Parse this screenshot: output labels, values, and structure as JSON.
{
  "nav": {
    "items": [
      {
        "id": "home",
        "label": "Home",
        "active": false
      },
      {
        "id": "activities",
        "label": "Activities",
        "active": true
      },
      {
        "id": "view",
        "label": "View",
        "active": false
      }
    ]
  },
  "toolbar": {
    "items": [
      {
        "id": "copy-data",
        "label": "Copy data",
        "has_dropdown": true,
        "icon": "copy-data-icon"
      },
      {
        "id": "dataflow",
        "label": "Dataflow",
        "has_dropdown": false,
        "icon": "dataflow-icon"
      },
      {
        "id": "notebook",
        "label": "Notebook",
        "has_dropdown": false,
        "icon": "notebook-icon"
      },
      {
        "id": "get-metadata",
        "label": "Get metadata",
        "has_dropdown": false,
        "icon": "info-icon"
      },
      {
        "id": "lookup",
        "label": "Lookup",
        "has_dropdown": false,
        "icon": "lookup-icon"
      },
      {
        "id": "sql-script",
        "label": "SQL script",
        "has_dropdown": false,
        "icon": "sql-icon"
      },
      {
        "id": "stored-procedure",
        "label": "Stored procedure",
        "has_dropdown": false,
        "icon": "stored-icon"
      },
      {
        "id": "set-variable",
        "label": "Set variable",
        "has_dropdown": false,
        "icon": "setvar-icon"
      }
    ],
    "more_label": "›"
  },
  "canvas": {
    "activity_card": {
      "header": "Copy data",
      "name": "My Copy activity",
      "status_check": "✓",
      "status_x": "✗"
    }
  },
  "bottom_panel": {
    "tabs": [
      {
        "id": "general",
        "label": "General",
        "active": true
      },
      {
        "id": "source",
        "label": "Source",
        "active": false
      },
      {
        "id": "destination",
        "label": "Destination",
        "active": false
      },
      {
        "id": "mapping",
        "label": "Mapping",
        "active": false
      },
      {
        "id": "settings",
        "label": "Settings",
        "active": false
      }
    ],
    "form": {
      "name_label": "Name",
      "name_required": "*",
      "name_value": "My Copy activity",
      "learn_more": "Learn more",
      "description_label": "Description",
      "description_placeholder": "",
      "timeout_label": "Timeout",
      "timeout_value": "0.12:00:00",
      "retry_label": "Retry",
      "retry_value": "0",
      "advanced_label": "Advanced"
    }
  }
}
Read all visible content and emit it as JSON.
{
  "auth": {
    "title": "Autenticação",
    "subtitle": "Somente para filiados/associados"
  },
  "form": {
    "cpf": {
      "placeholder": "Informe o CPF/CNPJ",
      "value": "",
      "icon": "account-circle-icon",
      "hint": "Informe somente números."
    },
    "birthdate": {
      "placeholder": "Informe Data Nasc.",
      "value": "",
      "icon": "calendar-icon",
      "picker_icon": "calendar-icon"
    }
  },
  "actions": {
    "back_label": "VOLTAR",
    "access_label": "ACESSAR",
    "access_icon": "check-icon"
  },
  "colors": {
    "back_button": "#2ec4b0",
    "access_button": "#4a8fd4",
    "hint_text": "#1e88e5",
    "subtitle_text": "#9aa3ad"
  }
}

## Aim
Copy every line verbatim.

## Answer for the task
Parse this screenshot: output labels, values, and structure as JSON.
{
  "nav": {
    "items": [
      {
        "id": "home",
        "label": "Home",
        "active": false
      },
      {
        "id": "activities",
        "label": "Activities",
        "active": true
      },
      {
        "id": "view",
        "label": "View",
        "active": false
      }
    ]
  },
  "toolbar": {
    "items": [
      {
        "id": "copy-data",
        "label": "Copy data",
        "has_dropdown": true,
        "icon": "copy-data-icon"
      },
      {
        "id": "dataflow",
        "label": "Dataflow",
        "has_dropdown": false,
        "icon": "dataflow-icon"
      },
      {
        "id": "notebook",
        "label": "Notebook",
        "has_dropdown": false,
        "icon": "notebook-icon"
      },
      {
        "id": "get-metadata",
        "label": "Get metadata",
        "has_dropdown": false,
        "icon": "info-icon"
      },
      {
        "id": "lookup",
        "label": "Lookup",
        "has_dropdown": false,
        "icon": "lookup-icon"
      },
      {
        "id": "sql-script",
        "label": "SQL script",
        "has_dropdown": false,
        "icon": "sql-icon"
      },
      {
        "id": "stored-procedure",
        "label": "Stored procedure",
        "has_dropdown": false,
        "icon": "stored-icon"
      },
      {
        "id": "set-variable",
        "label": "Set variable",
        "has_dropdown": false,
        "icon": "setvar-icon"
      }
    ],
    "more_label": "›"
  },
  "canvas": {
    "activity_card": {
      "header": "Copy data",
      "name": "My Copy activity",
      "status_check": "✓",
      "status_x": "✗"
    }
  },
  "bottom_panel": {
    "tabs": [
      {
        "id": "general",
        "label": "General",
        "active": true
      },
      {
        "id": "source",
        "label": "Source",
        "active": false
      },
      {
        "id": "destination",
        "label": "Destination",
        "active": false
      },
      {
        "id": "mapping",
        "label": "Mapping",
        "active": false
      },
      {
        "id": "settings",
        "label": "Settings",
        "active": false
      }
    ],
    "form": {
      "name_label": "Name",
      "name_required": "*",
      "name_value": "My Copy activity",
      "learn_more": "Learn more",
      "description_label": "Description",
      "description_placeholder": "",
      "timeout_label": "Timeout",
      "timeout_value": "0.12:00:00",
      "retry_label": "Retry",
      "retry_value": "0",
      "advanced_label": "Advanced"
    }
  }
}
Read all visible content and emit it as JSON.
{
  "auth": {
    "title": "Autenticação",
    "subtitle": "Somente para filiados/associados"
  },
  "form": {
    "cpf": {
      "placeholder": "Informe o CPF/CNPJ",
      "value": "",
      "icon": "account-circle-icon",
      "hint": "Informe somente números."
    },
    "birthdate": {
      "placeholder": "Informe Data Nasc.",
      "value": "",
      "icon": "calendar-icon",
      "picker_icon": "calendar-icon"
    }
  },
  "actions": {
    "back_label": "VOLTAR",
    "access_label": "ACESSAR",
    "access_icon": "check-icon"
  },
  "colors": {
    "back_button": "#2ec4b0",
    "access_button": "#4a8fd4",
    "hint_text": "#1e88e5",
    "subtitle_text": "#9aa3ad"
  }
}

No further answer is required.